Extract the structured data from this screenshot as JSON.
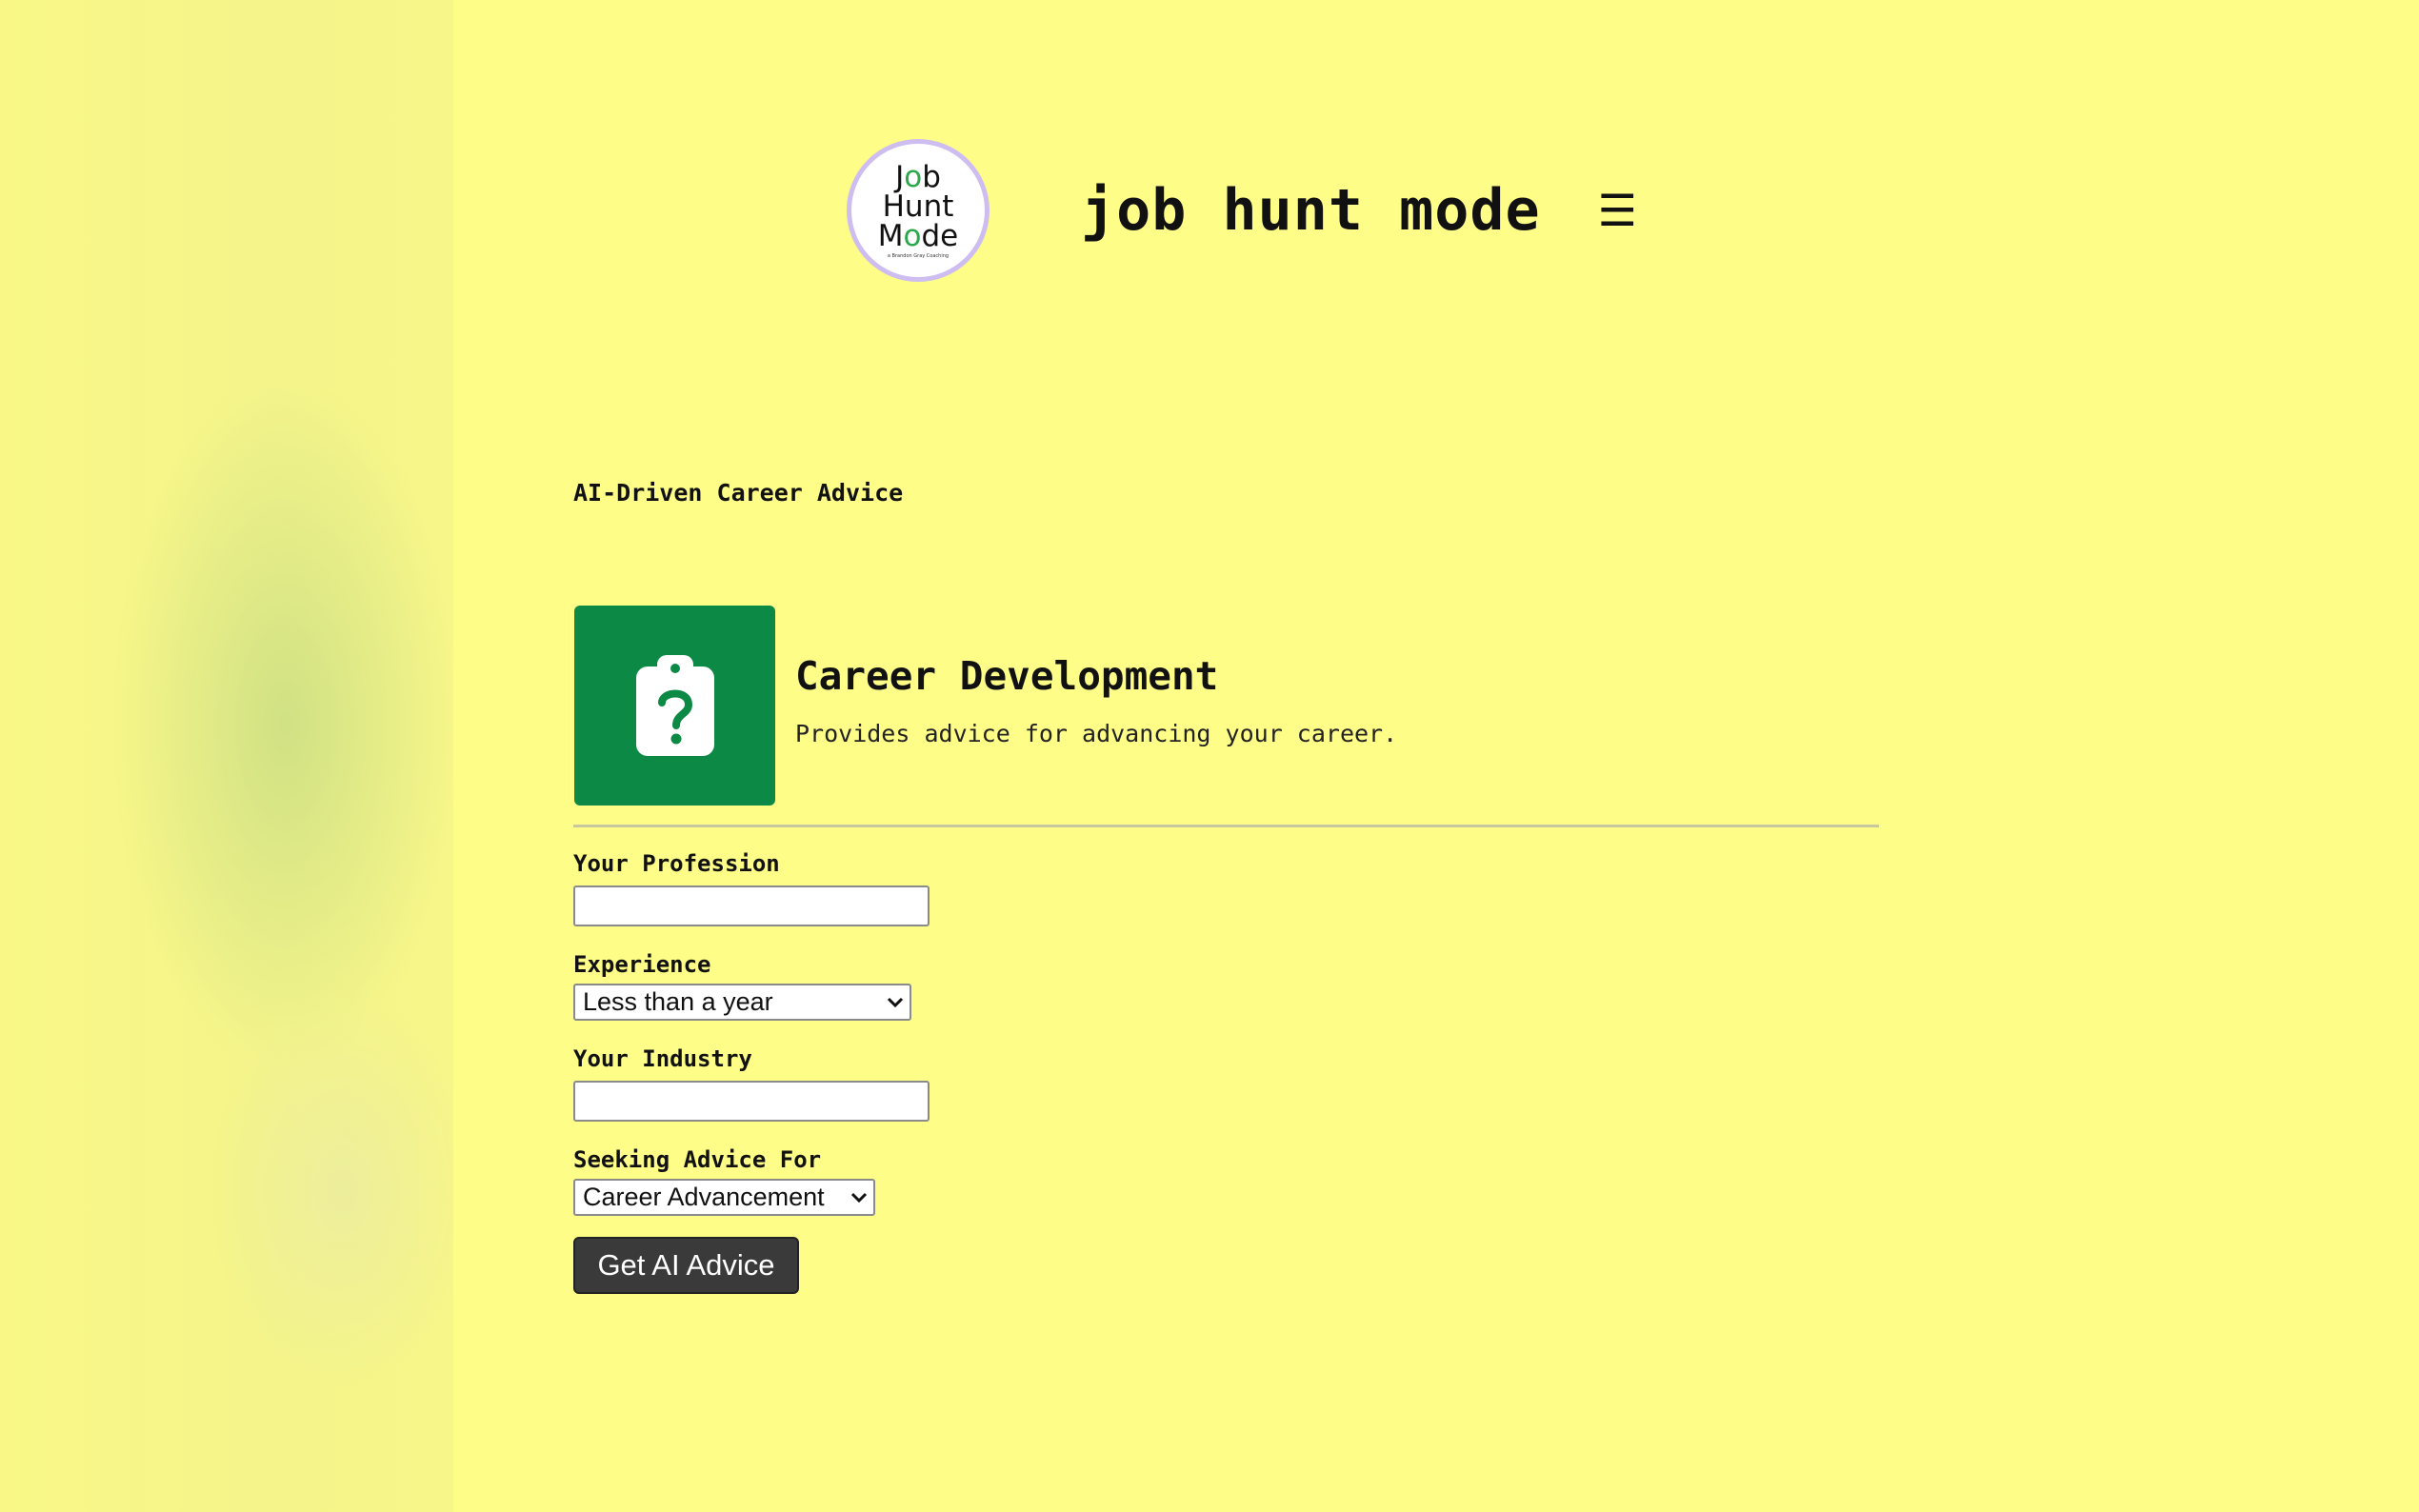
{
  "header": {
    "logo_lines": [
      "Job",
      "Hunt",
      "Mode"
    ],
    "logo_small_text": "a Brandon Gray Coaching",
    "title": "job hunt mode",
    "menu_icon": "hamburger-icon",
    "menu_glyph": "☰"
  },
  "section": {
    "label": "AI-Driven Career Advice"
  },
  "card": {
    "icon": "clipboard-question-icon",
    "title": "Career Development",
    "description": "Provides advice for advancing your career."
  },
  "form": {
    "profession_label": "Your Profession",
    "profession_value": "",
    "experience_label": "Experience",
    "experience_selected": "Less than a year",
    "industry_label": "Your Industry",
    "industry_value": "",
    "advice_label": "Seeking Advice For",
    "advice_selected": "Career Advancement",
    "submit_label": "Get AI Advice"
  },
  "colors": {
    "background": "#fefd88",
    "card_icon_bg": "#0c8a45",
    "button_bg": "#3a3a3a",
    "logo_ring": "#cdbdf0",
    "logo_accent": "#2aa84a"
  }
}
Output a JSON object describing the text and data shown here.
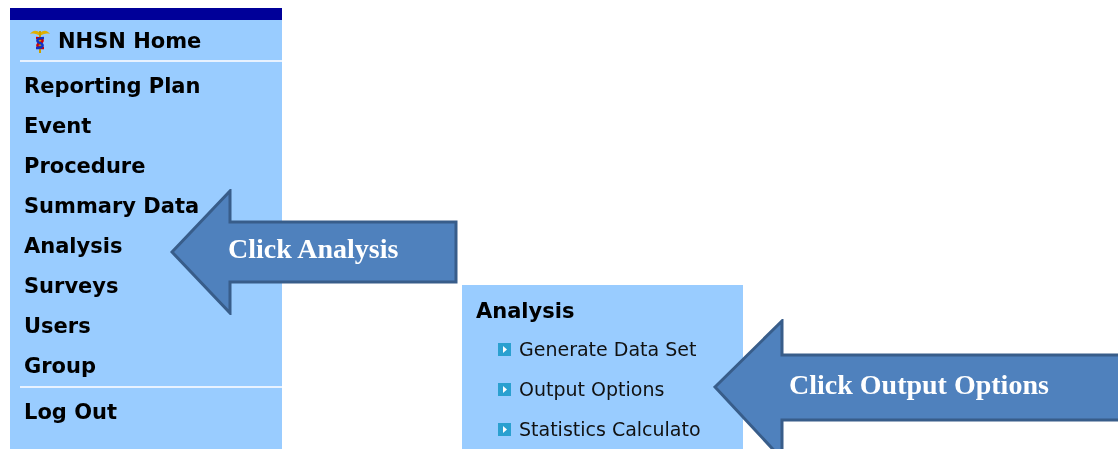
{
  "sidebar": {
    "home": "NHSN Home",
    "items": [
      {
        "label": "Reporting Plan"
      },
      {
        "label": "Event"
      },
      {
        "label": "Procedure"
      },
      {
        "label": "Summary Data"
      },
      {
        "label": "Analysis"
      },
      {
        "label": "Surveys"
      },
      {
        "label": "Users"
      },
      {
        "label": "Group"
      }
    ],
    "logout": "Log Out"
  },
  "submenu": {
    "title": "Analysis",
    "items": [
      {
        "label": "Generate Data Set"
      },
      {
        "label": "Output Options"
      },
      {
        "label": "Statistics Calculato"
      }
    ]
  },
  "callouts": [
    {
      "text": "Click Analysis"
    },
    {
      "text": "Click Output Options"
    }
  ]
}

■ ■ ■ ■ ■ ■ ■

Brief
Quote every record above exactly, leaving out the pictures.

Response
Extract the structured data from this screenshot as JSON.
{
  "header": {
    "logo_lines": [
      "Job",
      "Hunt",
      "Mode"
    ],
    "logo_small_text": "a Brandon Gray Coaching",
    "title": "job hunt mode",
    "menu_icon": "hamburger-icon",
    "menu_glyph": "☰"
  },
  "section": {
    "label": "AI-Driven Career Advice"
  },
  "card": {
    "icon": "clipboard-question-icon",
    "title": "Career Development",
    "description": "Provides advice for advancing your career."
  },
  "form": {
    "profession_label": "Your Profession",
    "profession_value": "",
    "experience_label": "Experience",
    "experience_selected": "Less than a year",
    "industry_label": "Your Industry",
    "industry_value": "",
    "advice_label": "Seeking Advice For",
    "advice_selected": "Career Advancement",
    "submit_label": "Get AI Advice"
  },
  "colors": {
    "background": "#fefd88",
    "card_icon_bg": "#0c8a45",
    "button_bg": "#3a3a3a",
    "logo_ring": "#cdbdf0",
    "logo_accent": "#2aa84a"
  }
}
Output a JSON object describing the text and data shown here.
{
  "sidebar": {
    "home": "NHSN Home",
    "items": [
      {
        "label": "Reporting Plan"
      },
      {
        "label": "Event"
      },
      {
        "label": "Procedure"
      },
      {
        "label": "Summary Data"
      },
      {
        "label": "Analysis"
      },
      {
        "label": "Surveys"
      },
      {
        "label": "Users"
      },
      {
        "label": "Group"
      }
    ],
    "logout": "Log Out"
  },
  "submenu": {
    "title": "Analysis",
    "items": [
      {
        "label": "Generate Data Set"
      },
      {
        "label": "Output Options"
      },
      {
        "label": "Statistics Calculato"
      }
    ]
  },
  "callouts": [
    {
      "text": "Click Analysis"
    },
    {
      "text": "Click Output Options"
    }
  ]
}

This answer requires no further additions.